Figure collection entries
◇ ◇ ◇ ◇
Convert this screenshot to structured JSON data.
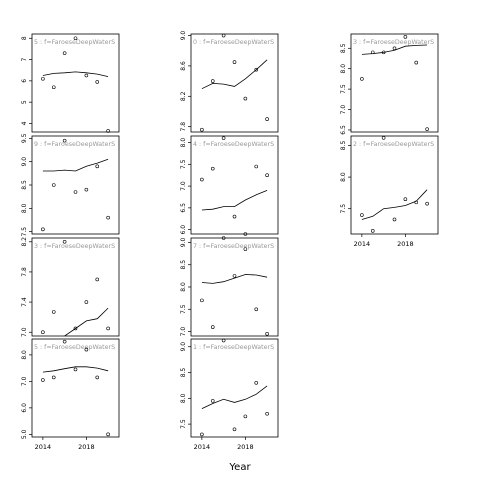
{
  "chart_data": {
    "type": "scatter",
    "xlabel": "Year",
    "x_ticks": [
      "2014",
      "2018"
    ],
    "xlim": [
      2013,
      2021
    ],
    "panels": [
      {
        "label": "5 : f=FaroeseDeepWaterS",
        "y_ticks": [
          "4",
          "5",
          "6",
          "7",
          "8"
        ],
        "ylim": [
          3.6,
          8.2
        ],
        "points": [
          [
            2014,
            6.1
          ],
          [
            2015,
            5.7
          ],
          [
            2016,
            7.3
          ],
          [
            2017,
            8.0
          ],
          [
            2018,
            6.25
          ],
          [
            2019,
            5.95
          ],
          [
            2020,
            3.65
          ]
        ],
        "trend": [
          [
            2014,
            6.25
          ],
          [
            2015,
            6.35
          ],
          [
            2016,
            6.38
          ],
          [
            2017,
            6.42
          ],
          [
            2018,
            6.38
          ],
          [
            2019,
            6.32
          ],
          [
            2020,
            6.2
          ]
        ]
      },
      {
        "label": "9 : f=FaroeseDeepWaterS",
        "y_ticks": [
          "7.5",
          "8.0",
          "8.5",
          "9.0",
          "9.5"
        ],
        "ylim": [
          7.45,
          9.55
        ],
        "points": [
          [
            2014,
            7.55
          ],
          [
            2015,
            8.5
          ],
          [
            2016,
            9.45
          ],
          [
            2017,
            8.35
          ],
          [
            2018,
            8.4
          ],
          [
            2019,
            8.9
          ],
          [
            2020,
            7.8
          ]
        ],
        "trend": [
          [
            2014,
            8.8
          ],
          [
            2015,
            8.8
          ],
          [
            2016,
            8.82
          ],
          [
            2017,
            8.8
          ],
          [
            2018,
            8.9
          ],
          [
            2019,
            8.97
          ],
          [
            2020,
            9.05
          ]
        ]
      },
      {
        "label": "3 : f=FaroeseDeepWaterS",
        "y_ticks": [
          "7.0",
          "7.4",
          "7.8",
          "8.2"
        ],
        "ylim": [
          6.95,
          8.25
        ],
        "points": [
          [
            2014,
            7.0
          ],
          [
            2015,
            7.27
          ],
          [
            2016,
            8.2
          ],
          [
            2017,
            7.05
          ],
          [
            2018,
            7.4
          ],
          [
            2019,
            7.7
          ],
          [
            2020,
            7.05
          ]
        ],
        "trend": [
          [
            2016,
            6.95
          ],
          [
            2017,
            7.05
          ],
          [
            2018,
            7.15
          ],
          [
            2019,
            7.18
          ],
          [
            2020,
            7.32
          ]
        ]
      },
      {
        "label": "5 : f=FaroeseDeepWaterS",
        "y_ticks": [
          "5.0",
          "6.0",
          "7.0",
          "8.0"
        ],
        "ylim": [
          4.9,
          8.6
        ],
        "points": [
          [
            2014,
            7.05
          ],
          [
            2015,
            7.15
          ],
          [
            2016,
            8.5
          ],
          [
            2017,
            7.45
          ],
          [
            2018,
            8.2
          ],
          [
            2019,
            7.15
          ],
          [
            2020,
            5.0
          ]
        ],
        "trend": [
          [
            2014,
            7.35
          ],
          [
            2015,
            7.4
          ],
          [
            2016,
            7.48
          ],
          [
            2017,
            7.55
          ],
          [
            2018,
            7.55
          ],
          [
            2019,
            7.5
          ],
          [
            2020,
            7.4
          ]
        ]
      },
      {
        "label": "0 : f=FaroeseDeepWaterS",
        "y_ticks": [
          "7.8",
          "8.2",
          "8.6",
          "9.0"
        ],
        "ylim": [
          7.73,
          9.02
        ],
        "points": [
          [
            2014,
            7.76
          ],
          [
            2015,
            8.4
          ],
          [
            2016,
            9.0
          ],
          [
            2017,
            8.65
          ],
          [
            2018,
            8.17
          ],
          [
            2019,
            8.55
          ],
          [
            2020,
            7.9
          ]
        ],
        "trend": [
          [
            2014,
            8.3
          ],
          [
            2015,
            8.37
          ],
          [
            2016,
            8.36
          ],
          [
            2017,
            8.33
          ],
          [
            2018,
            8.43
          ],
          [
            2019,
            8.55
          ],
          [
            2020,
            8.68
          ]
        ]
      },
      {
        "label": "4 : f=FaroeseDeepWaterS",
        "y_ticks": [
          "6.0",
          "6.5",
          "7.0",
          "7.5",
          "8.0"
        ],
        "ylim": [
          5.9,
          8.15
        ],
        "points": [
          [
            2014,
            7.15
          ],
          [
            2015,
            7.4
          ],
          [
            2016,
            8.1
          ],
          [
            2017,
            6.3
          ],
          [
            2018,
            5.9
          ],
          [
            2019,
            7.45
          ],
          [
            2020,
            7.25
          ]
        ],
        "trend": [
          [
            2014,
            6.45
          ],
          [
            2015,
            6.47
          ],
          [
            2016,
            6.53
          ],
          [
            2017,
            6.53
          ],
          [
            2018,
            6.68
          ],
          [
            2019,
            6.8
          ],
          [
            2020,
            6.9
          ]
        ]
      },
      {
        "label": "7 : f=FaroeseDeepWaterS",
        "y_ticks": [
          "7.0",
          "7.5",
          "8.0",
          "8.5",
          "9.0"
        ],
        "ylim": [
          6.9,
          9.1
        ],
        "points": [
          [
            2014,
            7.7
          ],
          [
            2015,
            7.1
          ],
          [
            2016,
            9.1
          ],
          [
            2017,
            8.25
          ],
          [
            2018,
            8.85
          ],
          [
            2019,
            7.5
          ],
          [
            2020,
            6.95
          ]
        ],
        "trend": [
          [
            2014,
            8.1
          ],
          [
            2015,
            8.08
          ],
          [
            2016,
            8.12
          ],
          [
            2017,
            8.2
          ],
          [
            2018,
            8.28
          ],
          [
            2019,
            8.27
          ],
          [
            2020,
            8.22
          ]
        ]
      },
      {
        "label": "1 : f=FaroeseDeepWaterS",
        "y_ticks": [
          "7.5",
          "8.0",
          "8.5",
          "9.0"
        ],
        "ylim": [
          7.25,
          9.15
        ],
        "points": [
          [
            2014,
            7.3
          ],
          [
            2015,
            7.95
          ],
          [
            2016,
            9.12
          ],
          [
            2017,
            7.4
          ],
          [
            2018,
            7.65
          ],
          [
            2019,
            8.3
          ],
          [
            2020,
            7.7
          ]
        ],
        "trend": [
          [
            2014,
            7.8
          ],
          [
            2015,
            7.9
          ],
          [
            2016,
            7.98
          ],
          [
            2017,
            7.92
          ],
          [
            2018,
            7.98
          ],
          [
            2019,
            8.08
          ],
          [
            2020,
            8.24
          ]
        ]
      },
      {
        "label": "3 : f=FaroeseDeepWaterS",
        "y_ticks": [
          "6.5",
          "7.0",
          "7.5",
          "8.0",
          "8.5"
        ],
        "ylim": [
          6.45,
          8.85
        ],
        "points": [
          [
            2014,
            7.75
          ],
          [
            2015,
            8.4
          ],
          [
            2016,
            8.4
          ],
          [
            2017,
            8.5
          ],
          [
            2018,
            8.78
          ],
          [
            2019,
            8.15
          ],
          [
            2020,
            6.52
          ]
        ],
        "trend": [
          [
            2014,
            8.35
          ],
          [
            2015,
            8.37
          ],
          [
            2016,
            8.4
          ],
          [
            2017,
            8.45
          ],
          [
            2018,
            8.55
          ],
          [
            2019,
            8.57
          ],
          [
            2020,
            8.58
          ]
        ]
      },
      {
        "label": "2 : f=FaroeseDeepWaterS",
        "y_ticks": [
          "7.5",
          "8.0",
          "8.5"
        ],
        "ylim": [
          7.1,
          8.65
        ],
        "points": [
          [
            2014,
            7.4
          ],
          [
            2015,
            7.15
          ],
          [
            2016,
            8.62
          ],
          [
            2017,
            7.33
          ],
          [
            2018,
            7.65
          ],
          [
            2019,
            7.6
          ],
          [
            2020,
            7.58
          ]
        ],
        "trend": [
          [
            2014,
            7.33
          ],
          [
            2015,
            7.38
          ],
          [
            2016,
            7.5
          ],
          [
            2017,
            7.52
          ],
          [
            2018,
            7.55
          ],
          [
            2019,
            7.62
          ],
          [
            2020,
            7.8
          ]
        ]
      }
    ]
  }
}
◇ ◇ ◇ ◇
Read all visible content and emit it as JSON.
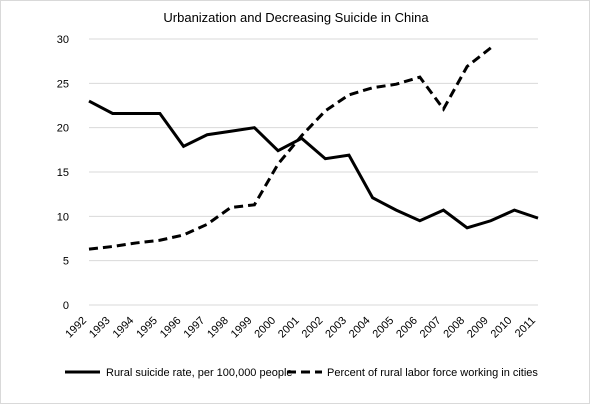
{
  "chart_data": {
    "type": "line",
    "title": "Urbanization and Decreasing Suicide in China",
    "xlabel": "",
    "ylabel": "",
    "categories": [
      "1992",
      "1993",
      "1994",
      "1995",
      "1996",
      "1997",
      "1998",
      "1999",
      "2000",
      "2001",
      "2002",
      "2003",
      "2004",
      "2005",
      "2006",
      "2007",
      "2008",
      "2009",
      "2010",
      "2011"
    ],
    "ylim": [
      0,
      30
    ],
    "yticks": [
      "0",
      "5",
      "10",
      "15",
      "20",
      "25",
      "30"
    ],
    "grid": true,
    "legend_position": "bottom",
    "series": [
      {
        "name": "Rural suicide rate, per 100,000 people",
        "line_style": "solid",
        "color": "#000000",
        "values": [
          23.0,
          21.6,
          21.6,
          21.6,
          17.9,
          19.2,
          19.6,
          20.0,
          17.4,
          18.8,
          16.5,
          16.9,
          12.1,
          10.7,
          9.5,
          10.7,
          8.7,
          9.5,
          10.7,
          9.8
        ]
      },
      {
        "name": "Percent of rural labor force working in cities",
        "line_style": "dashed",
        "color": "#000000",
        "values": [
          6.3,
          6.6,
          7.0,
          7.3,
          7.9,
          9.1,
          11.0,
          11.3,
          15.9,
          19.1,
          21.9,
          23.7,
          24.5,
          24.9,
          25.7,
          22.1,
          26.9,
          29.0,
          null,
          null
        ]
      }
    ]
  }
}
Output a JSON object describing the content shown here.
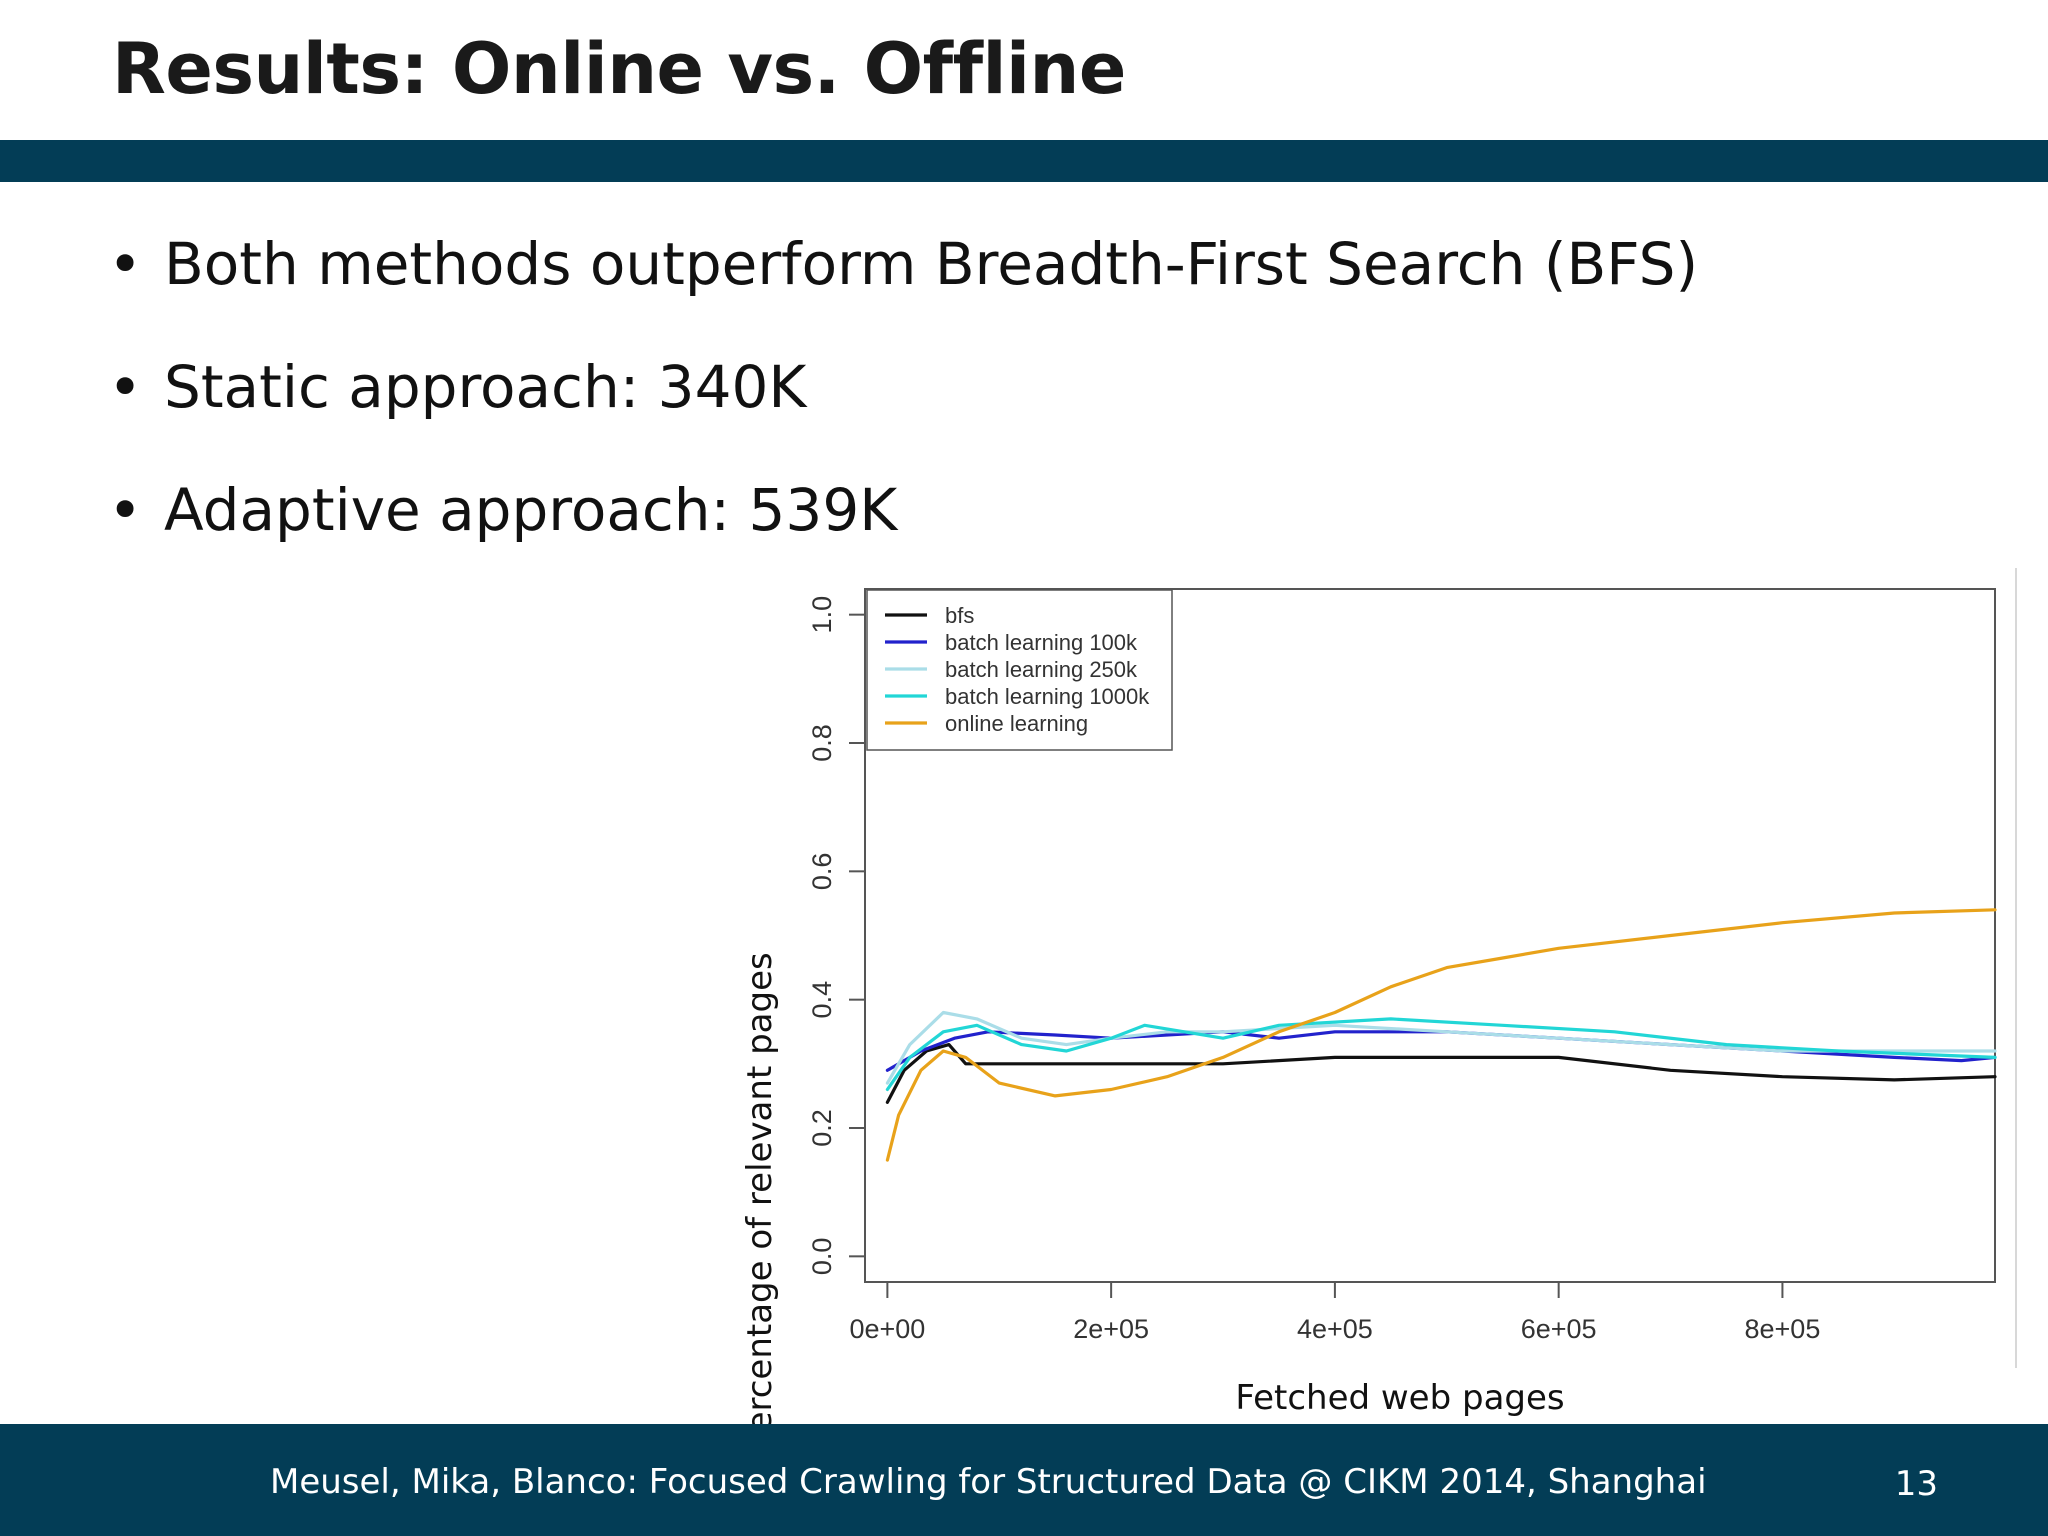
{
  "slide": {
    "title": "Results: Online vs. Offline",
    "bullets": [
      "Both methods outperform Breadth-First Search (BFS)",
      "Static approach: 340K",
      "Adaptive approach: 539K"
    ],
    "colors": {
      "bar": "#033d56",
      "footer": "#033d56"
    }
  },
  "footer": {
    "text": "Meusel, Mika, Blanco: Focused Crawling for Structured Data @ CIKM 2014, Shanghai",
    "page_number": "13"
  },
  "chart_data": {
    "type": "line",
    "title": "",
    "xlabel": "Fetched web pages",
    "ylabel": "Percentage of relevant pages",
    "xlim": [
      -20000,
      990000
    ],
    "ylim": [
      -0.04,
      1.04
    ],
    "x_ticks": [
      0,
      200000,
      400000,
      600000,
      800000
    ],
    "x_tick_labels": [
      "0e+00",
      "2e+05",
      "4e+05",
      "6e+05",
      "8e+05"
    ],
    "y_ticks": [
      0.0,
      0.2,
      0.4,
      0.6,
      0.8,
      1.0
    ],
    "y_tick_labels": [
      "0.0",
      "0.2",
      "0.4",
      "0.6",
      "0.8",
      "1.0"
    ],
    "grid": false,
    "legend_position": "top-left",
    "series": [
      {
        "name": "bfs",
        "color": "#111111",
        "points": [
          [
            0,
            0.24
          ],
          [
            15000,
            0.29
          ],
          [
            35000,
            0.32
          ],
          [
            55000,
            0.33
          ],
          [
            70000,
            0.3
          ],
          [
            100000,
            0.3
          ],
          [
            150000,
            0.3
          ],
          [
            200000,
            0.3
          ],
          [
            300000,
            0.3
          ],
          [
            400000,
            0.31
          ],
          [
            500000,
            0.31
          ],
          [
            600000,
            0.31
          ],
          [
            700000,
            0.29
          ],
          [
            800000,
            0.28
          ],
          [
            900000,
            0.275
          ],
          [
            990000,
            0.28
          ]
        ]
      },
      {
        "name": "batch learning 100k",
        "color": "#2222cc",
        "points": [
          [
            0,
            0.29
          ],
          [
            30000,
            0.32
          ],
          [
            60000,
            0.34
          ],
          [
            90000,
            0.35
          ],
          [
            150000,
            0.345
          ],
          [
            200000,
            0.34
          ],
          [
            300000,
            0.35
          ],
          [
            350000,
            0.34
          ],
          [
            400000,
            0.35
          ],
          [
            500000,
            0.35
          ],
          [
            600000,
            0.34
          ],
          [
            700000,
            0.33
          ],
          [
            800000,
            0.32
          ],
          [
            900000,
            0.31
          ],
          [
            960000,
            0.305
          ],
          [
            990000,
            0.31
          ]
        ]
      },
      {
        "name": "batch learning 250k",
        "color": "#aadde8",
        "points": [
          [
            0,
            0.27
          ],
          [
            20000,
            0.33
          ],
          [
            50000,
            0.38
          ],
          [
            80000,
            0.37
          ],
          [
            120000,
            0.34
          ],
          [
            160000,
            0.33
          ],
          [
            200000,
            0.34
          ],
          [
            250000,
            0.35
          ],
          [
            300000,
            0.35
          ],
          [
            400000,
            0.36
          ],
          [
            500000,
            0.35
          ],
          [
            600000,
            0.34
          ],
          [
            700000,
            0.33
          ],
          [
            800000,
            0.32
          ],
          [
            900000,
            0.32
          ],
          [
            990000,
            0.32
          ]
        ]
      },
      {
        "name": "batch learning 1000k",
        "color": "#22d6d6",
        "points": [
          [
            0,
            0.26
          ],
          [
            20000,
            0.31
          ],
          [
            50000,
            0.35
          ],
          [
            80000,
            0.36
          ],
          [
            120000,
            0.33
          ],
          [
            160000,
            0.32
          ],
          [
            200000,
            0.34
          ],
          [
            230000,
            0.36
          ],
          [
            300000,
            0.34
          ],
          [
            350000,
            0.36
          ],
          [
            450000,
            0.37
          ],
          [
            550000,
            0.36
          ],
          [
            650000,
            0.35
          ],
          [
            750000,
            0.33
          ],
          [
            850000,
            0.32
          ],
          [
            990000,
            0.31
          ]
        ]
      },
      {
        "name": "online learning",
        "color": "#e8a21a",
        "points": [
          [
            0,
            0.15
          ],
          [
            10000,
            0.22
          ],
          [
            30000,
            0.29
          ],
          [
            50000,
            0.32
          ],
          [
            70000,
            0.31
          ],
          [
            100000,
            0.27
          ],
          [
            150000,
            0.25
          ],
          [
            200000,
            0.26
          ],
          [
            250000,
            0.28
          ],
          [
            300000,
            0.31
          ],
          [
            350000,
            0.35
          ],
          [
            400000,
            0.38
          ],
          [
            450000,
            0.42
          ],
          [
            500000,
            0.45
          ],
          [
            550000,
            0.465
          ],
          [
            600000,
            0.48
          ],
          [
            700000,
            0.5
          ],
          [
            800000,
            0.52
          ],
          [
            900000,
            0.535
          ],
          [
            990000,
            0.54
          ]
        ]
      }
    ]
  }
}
◇ ◇ ◇ ◇
_WHAT IS BEING ASKED:_ Check each line of the data above for the word "name" and say how many lines have it. Give the number alone.

_EXPECTED OUTPUT:_ 7